__EXCERPTED RECORDS__
▬▬▬

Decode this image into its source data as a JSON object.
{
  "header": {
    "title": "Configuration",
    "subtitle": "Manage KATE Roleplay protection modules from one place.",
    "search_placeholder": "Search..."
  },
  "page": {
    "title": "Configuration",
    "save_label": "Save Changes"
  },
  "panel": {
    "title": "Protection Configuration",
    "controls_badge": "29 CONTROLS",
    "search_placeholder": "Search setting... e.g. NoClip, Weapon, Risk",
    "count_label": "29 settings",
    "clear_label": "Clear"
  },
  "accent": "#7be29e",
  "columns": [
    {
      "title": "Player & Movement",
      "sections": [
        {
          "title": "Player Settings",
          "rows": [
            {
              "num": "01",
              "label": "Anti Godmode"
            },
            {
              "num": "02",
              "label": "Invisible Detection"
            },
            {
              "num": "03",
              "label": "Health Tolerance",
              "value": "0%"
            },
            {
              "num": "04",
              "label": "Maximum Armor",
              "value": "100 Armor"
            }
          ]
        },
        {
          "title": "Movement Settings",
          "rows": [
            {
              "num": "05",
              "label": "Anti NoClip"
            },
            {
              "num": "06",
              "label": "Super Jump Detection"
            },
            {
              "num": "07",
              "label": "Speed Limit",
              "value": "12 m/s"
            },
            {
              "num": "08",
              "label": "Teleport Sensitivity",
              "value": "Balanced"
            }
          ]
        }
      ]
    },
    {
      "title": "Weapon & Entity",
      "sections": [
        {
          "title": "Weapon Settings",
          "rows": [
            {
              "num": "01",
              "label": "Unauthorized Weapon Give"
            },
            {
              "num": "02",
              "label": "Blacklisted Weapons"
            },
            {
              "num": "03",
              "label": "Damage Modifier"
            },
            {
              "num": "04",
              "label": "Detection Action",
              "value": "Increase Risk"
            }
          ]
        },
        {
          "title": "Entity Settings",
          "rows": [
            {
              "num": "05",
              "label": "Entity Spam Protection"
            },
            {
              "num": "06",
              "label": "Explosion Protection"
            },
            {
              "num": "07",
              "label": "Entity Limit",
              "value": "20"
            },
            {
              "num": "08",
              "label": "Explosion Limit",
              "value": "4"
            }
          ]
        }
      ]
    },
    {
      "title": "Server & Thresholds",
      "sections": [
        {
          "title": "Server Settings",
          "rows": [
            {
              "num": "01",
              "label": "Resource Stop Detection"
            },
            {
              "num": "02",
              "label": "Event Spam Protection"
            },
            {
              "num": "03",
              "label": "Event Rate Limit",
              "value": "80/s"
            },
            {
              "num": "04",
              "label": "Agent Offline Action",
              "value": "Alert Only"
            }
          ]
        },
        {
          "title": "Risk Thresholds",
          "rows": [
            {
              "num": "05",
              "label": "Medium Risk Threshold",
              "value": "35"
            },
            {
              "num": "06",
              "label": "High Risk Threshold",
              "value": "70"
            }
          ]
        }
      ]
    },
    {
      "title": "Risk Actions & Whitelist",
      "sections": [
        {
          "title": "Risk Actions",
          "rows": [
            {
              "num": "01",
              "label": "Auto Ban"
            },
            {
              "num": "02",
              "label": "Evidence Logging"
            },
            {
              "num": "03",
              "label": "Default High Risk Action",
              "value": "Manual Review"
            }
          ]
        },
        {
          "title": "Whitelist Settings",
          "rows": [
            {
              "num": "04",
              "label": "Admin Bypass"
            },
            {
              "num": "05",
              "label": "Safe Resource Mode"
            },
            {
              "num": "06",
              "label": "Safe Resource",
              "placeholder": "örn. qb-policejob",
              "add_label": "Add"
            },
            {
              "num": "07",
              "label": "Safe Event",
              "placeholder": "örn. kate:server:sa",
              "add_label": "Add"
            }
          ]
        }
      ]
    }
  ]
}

▬▬▬

__SET PROBLEM__
Return the whole listing exactly.

__TASK RESULT__
Decode this image into its source data as a JSON object.
{
  "header": {
    "title": "Configuration",
    "subtitle": "Manage KATE Roleplay protection modules from one place.",
    "search_placeholder": "Search..."
  },
  "page": {
    "title": "Configuration",
    "save_label": "Save Changes"
  },
  "panel": {
    "title": "Protection Configuration",
    "controls_badge": "29 CONTROLS",
    "search_placeholder": "Search setting... e.g. NoClip, Weapon, Risk",
    "count_label": "29 settings",
    "clear_label": "Clear"
  },
  "accent": "#7be29e",
  "columns": [
    {
      "title": "Player & Movement",
      "sections": [
        {
          "title": "Player Settings",
          "rows": [
            {
              "num": "01",
              "label": "Anti Godmode"
            },
            {
              "num": "02",
              "label": "Invisible Detection"
            },
            {
              "num": "03",
              "label": "Health Tolerance",
              "value": "0%"
            },
            {
              "num": "04",
              "label": "Maximum Armor",
              "value": "100 Armor"
            }
          ]
        },
        {
          "title": "Movement Settings",
          "rows": [
            {
              "num": "05",
              "label": "Anti NoClip"
            },
            {
              "num": "06",
              "label": "Super Jump Detection"
            },
            {
              "num": "07",
              "label": "Speed Limit",
              "value": "12 m/s"
            },
            {
              "num": "08",
              "label": "Teleport Sensitivity",
              "value": "Balanced"
            }
          ]
        }
      ]
    },
    {
      "title": "Weapon & Entity",
      "sections": [
        {
          "title": "Weapon Settings",
          "rows": [
            {
              "num": "01",
              "label": "Unauthorized Weapon Give"
            },
            {
              "num": "02",
              "label": "Blacklisted Weapons"
            },
            {
              "num": "03",
              "label": "Damage Modifier"
            },
            {
              "num": "04",
              "label": "Detection Action",
              "value": "Increase Risk"
            }
          ]
        },
        {
          "title": "Entity Settings",
          "rows": [
            {
              "num": "05",
              "label": "Entity Spam Protection"
            },
            {
              "num": "06",
              "label": "Explosion Protection"
            },
            {
              "num": "07",
              "label": "Entity Limit",
              "value": "20"
            },
            {
              "num": "08",
              "label": "Explosion Limit",
              "value": "4"
            }
          ]
        }
      ]
    },
    {
      "title": "Server & Thresholds",
      "sections": [
        {
          "title": "Server Settings",
          "rows": [
            {
              "num": "01",
              "label": "Resource Stop Detection"
            },
            {
              "num": "02",
              "label": "Event Spam Protection"
            },
            {
              "num": "03",
              "label": "Event Rate Limit",
              "value": "80/s"
            },
            {
              "num": "04",
              "label": "Agent Offline Action",
              "value": "Alert Only"
            }
          ]
        },
        {
          "title": "Risk Thresholds",
          "rows": [
            {
              "num": "05",
              "label": "Medium Risk Threshold",
              "value": "35"
            },
            {
              "num": "06",
              "label": "High Risk Threshold",
              "value": "70"
            }
          ]
        }
      ]
    },
    {
      "title": "Risk Actions & Whitelist",
      "sections": [
        {
          "title": "Risk Actions",
          "rows": [
            {
              "num": "01",
              "label": "Auto Ban"
            },
            {
              "num": "02",
              "label": "Evidence Logging"
            },
            {
              "num": "03",
              "label": "Default High Risk Action",
              "value": "Manual Review"
            }
          ]
        },
        {
          "title": "Whitelist Settings",
          "rows": [
            {
              "num": "04",
              "label": "Admin Bypass"
            },
            {
              "num": "05",
              "label": "Safe Resource Mode"
            },
            {
              "num": "06",
              "label": "Safe Resource",
              "placeholder": "örn. qb-policejob",
              "add_label": "Add"
            },
            {
              "num": "07",
              "label": "Safe Event",
              "placeholder": "örn. kate:server:sa",
              "add_label": "Add"
            }
          ]
        }
      ]
    }
  ]
}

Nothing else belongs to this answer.